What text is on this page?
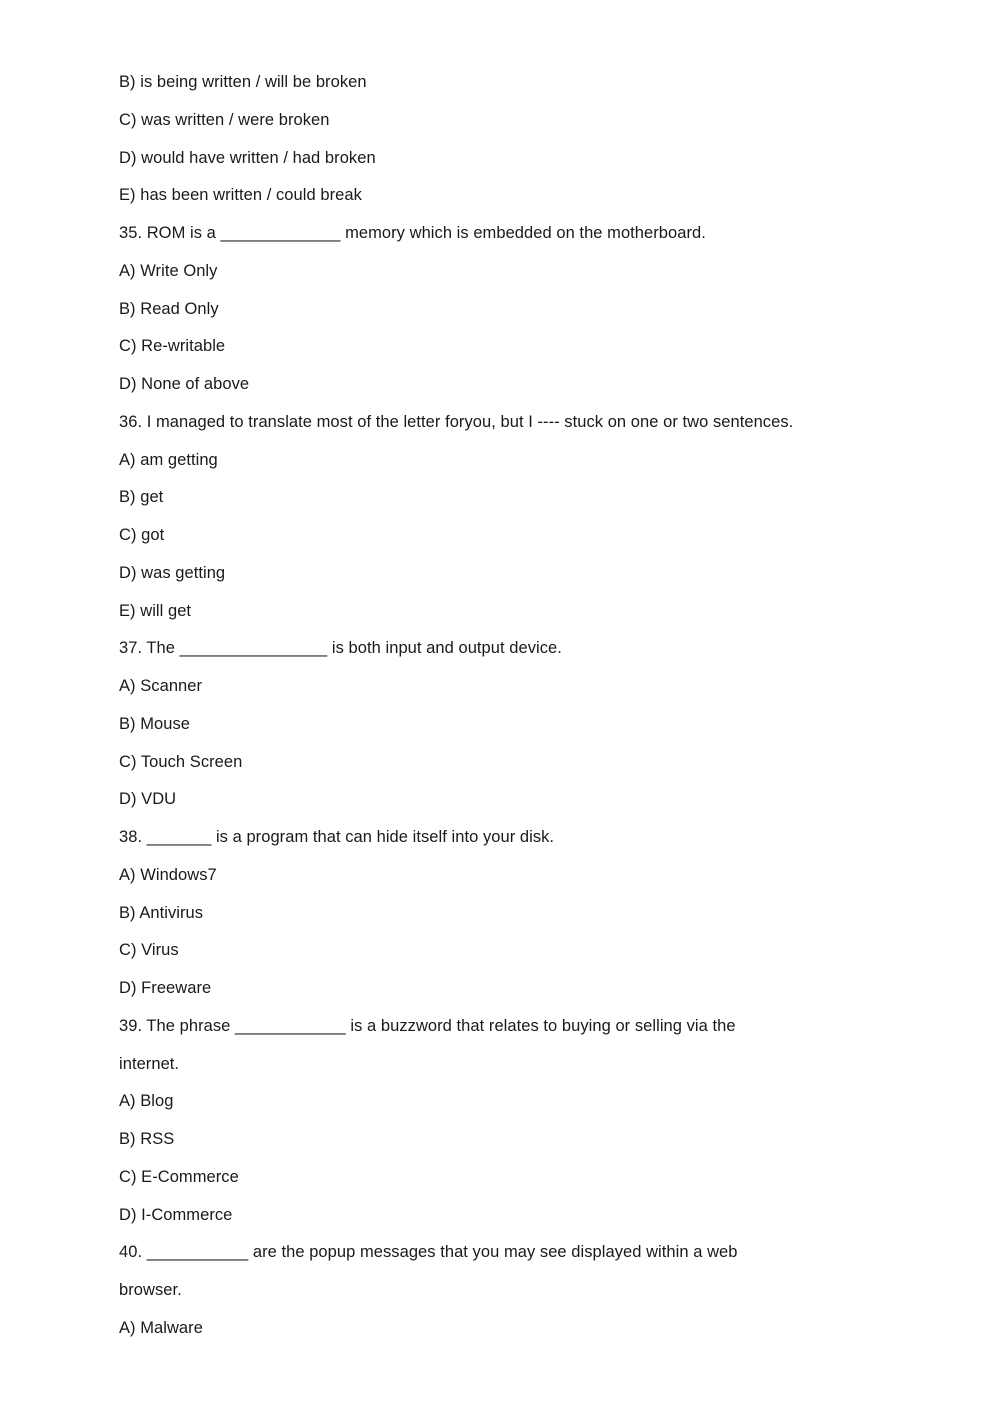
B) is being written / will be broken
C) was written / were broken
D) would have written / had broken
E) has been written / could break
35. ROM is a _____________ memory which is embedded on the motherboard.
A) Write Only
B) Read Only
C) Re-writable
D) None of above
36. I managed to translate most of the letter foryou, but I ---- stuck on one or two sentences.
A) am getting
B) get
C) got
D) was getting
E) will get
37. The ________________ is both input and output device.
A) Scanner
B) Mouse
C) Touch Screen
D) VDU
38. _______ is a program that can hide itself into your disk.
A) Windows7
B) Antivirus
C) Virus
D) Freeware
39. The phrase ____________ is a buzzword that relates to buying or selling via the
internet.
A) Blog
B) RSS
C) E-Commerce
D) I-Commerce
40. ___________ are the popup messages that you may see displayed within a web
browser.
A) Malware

--

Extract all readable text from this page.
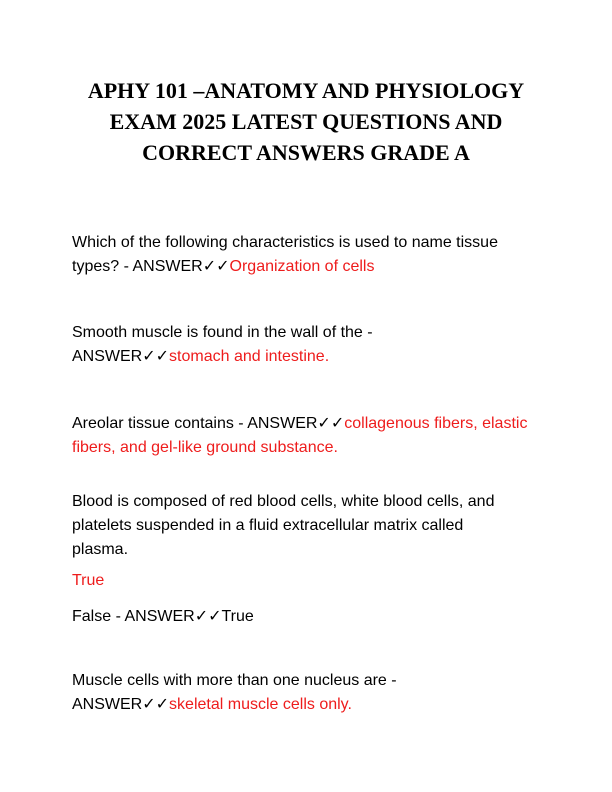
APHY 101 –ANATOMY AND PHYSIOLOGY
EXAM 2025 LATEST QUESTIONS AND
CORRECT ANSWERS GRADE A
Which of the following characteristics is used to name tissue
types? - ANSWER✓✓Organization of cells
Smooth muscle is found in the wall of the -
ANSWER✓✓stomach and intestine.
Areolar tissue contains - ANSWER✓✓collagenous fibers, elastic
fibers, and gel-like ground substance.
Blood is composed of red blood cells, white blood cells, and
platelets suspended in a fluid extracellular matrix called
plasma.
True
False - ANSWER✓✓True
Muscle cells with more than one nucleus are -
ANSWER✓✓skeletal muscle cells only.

What you need to do ▸
In the lines above, find each one with "cells" and list it.

Answer box ▸
types? - ANSWER✓✓Organization of cells
Blood is composed of red blood cells, white blood cells, and
Muscle cells with more than one nucleus are -
ANSWER✓✓skeletal muscle cells only.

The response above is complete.